> **What the task requires**: Retype the listing that follows, word for word.

> **Data shown**:
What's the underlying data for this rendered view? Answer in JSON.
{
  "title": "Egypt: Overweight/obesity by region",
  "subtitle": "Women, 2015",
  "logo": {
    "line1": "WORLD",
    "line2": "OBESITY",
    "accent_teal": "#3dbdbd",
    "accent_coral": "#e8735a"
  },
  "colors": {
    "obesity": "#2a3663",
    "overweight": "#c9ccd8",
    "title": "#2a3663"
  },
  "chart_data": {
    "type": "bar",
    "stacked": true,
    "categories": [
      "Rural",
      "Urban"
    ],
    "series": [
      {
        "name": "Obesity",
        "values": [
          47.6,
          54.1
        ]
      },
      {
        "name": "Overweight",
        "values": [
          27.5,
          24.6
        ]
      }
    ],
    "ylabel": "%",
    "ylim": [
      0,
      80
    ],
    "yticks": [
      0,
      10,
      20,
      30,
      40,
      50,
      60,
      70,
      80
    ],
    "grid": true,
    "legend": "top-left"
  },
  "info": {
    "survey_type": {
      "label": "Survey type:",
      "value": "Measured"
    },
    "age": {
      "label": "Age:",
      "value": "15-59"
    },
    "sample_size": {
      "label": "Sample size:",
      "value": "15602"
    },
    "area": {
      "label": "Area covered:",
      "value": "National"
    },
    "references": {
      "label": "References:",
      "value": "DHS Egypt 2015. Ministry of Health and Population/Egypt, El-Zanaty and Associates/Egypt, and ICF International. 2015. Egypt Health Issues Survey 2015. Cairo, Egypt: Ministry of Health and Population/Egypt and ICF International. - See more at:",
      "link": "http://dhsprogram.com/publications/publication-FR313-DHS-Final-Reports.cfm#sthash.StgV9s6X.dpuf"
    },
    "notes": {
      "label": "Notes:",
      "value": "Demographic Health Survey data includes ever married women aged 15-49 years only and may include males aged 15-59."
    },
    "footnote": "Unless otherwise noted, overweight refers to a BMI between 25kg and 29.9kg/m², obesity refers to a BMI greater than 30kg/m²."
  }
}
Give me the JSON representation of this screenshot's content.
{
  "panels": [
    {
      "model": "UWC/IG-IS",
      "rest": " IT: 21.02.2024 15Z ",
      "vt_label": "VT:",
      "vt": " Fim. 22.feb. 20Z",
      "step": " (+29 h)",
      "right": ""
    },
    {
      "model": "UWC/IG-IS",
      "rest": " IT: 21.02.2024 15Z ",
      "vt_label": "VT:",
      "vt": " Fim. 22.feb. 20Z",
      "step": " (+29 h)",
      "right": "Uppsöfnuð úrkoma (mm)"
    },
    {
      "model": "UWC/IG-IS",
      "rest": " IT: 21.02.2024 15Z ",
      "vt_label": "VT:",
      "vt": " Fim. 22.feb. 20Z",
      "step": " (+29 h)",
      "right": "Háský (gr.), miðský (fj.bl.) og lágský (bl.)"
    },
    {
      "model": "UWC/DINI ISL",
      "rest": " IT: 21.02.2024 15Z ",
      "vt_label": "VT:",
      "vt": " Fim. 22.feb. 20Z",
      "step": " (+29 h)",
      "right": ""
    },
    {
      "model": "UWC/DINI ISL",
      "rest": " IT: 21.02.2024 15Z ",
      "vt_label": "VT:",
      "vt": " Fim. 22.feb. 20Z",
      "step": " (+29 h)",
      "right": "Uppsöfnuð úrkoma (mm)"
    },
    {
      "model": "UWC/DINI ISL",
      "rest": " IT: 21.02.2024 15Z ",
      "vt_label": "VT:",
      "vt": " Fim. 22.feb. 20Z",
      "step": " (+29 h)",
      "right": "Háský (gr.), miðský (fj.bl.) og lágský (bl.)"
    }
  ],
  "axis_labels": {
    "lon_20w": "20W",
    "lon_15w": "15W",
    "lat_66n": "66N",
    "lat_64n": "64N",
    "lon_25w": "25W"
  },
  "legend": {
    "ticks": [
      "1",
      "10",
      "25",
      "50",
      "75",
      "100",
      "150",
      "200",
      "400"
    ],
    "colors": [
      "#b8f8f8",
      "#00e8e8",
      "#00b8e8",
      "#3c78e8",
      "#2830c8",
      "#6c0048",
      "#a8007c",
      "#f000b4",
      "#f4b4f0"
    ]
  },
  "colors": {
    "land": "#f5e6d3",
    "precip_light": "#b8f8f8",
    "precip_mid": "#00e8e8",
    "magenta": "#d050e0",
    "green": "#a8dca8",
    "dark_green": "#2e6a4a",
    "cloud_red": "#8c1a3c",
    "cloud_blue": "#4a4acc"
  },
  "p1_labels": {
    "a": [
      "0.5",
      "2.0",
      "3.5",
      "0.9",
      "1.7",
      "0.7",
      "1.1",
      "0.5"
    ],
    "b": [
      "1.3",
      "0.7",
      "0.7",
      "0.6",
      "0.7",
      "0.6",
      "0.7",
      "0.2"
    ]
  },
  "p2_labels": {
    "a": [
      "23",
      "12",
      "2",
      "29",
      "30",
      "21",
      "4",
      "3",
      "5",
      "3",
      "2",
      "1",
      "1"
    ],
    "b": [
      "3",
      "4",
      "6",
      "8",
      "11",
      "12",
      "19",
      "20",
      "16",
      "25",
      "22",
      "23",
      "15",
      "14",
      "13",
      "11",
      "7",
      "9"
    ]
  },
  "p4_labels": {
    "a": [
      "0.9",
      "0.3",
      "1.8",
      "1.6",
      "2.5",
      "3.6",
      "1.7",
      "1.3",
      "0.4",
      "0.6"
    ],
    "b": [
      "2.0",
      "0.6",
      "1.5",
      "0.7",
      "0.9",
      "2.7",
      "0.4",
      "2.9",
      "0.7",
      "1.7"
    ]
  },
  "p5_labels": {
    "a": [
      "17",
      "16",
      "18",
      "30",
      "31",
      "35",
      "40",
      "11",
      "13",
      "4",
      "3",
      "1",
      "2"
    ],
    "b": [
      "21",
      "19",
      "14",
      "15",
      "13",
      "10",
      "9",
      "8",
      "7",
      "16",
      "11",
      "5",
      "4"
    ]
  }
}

> **Task solution**:
What's the underlying data for this rendered view? Answer in JSON.
{
  "title": "Egypt: Overweight/obesity by region",
  "subtitle": "Women, 2015",
  "logo": {
    "line1": "WORLD",
    "line2": "OBESITY",
    "accent_teal": "#3dbdbd",
    "accent_coral": "#e8735a"
  },
  "colors": {
    "obesity": "#2a3663",
    "overweight": "#c9ccd8",
    "title": "#2a3663"
  },
  "chart_data": {
    "type": "bar",
    "stacked": true,
    "categories": [
      "Rural",
      "Urban"
    ],
    "series": [
      {
        "name": "Obesity",
        "values": [
          47.6,
          54.1
        ]
      },
      {
        "name": "Overweight",
        "values": [
          27.5,
          24.6
        ]
      }
    ],
    "ylabel": "%",
    "ylim": [
      0,
      80
    ],
    "yticks": [
      0,
      10,
      20,
      30,
      40,
      50,
      60,
      70,
      80
    ],
    "grid": true,
    "legend": "top-left"
  },
  "info": {
    "survey_type": {
      "label": "Survey type:",
      "value": "Measured"
    },
    "age": {
      "label": "Age:",
      "value": "15-59"
    },
    "sample_size": {
      "label": "Sample size:",
      "value": "15602"
    },
    "area": {
      "label": "Area covered:",
      "value": "National"
    },
    "references": {
      "label": "References:",
      "value": "DHS Egypt 2015. Ministry of Health and Population/Egypt, El-Zanaty and Associates/Egypt, and ICF International. 2015. Egypt Health Issues Survey 2015. Cairo, Egypt: Ministry of Health and Population/Egypt and ICF International. - See more at:",
      "link": "http://dhsprogram.com/publications/publication-FR313-DHS-Final-Reports.cfm#sthash.StgV9s6X.dpuf"
    },
    "notes": {
      "label": "Notes:",
      "value": "Demographic Health Survey data includes ever married women aged 15-49 years only and may include males aged 15-59."
    },
    "footnote": "Unless otherwise noted, overweight refers to a BMI between 25kg and 29.9kg/m², obesity refers to a BMI greater than 30kg/m²."
  }
}
Give me the JSON representation of this screenshot's content.
{
  "panels": [
    {
      "model": "UWC/IG-IS",
      "rest": " IT: 21.02.2024 15Z ",
      "vt_label": "VT:",
      "vt": " Fim. 22.feb. 20Z",
      "step": " (+29 h)",
      "right": ""
    },
    {
      "model": "UWC/IG-IS",
      "rest": " IT: 21.02.2024 15Z ",
      "vt_label": "VT:",
      "vt": " Fim. 22.feb. 20Z",
      "step": " (+29 h)",
      "right": "Uppsöfnuð úrkoma (mm)"
    },
    {
      "model": "UWC/IG-IS",
      "rest": " IT: 21.02.2024 15Z ",
      "vt_label": "VT:",
      "vt": " Fim. 22.feb. 20Z",
      "step": " (+29 h)",
      "right": "Háský (gr.), miðský (fj.bl.) og lágský (bl.)"
    },
    {
      "model": "UWC/DINI ISL",
      "rest": " IT: 21.02.2024 15Z ",
      "vt_label": "VT:",
      "vt": " Fim. 22.feb. 20Z",
      "step": " (+29 h)",
      "right": ""
    },
    {
      "model": "UWC/DINI ISL",
      "rest": " IT: 21.02.2024 15Z ",
      "vt_label": "VT:",
      "vt": " Fim. 22.feb. 20Z",
      "step": " (+29 h)",
      "right": "Uppsöfnuð úrkoma (mm)"
    },
    {
      "model": "UWC/DINI ISL",
      "rest": " IT: 21.02.2024 15Z ",
      "vt_label": "VT:",
      "vt": " Fim. 22.feb. 20Z",
      "step": " (+29 h)",
      "right": "Háský (gr.), miðský (fj.bl.) og lágský (bl.)"
    }
  ],
  "axis_labels": {
    "lon_20w": "20W",
    "lon_15w": "15W",
    "lat_66n": "66N",
    "lat_64n": "64N",
    "lon_25w": "25W"
  },
  "legend": {
    "ticks": [
      "1",
      "10",
      "25",
      "50",
      "75",
      "100",
      "150",
      "200",
      "400"
    ],
    "colors": [
      "#b8f8f8",
      "#00e8e8",
      "#00b8e8",
      "#3c78e8",
      "#2830c8",
      "#6c0048",
      "#a8007c",
      "#f000b4",
      "#f4b4f0"
    ]
  },
  "colors": {
    "land": "#f5e6d3",
    "precip_light": "#b8f8f8",
    "precip_mid": "#00e8e8",
    "magenta": "#d050e0",
    "green": "#a8dca8",
    "dark_green": "#2e6a4a",
    "cloud_red": "#8c1a3c",
    "cloud_blue": "#4a4acc"
  },
  "p1_labels": {
    "a": [
      "0.5",
      "2.0",
      "3.5",
      "0.9",
      "1.7",
      "0.7",
      "1.1",
      "0.5"
    ],
    "b": [
      "1.3",
      "0.7",
      "0.7",
      "0.6",
      "0.7",
      "0.6",
      "0.7",
      "0.2"
    ]
  },
  "p2_labels": {
    "a": [
      "23",
      "12",
      "2",
      "29",
      "30",
      "21",
      "4",
      "3",
      "5",
      "3",
      "2",
      "1",
      "1"
    ],
    "b": [
      "3",
      "4",
      "6",
      "8",
      "11",
      "12",
      "19",
      "20",
      "16",
      "25",
      "22",
      "23",
      "15",
      "14",
      "13",
      "11",
      "7",
      "9"
    ]
  },
  "p4_labels": {
    "a": [
      "0.9",
      "0.3",
      "1.8",
      "1.6",
      "2.5",
      "3.6",
      "1.7",
      "1.3",
      "0.4",
      "0.6"
    ],
    "b": [
      "2.0",
      "0.6",
      "1.5",
      "0.7",
      "0.9",
      "2.7",
      "0.4",
      "2.9",
      "0.7",
      "1.7"
    ]
  },
  "p5_labels": {
    "a": [
      "17",
      "16",
      "18",
      "30",
      "31",
      "35",
      "40",
      "11",
      "13",
      "4",
      "3",
      "1",
      "2"
    ],
    "b": [
      "21",
      "19",
      "14",
      "15",
      "13",
      "10",
      "9",
      "8",
      "7",
      "16",
      "11",
      "5",
      "4"
    ]
  }
}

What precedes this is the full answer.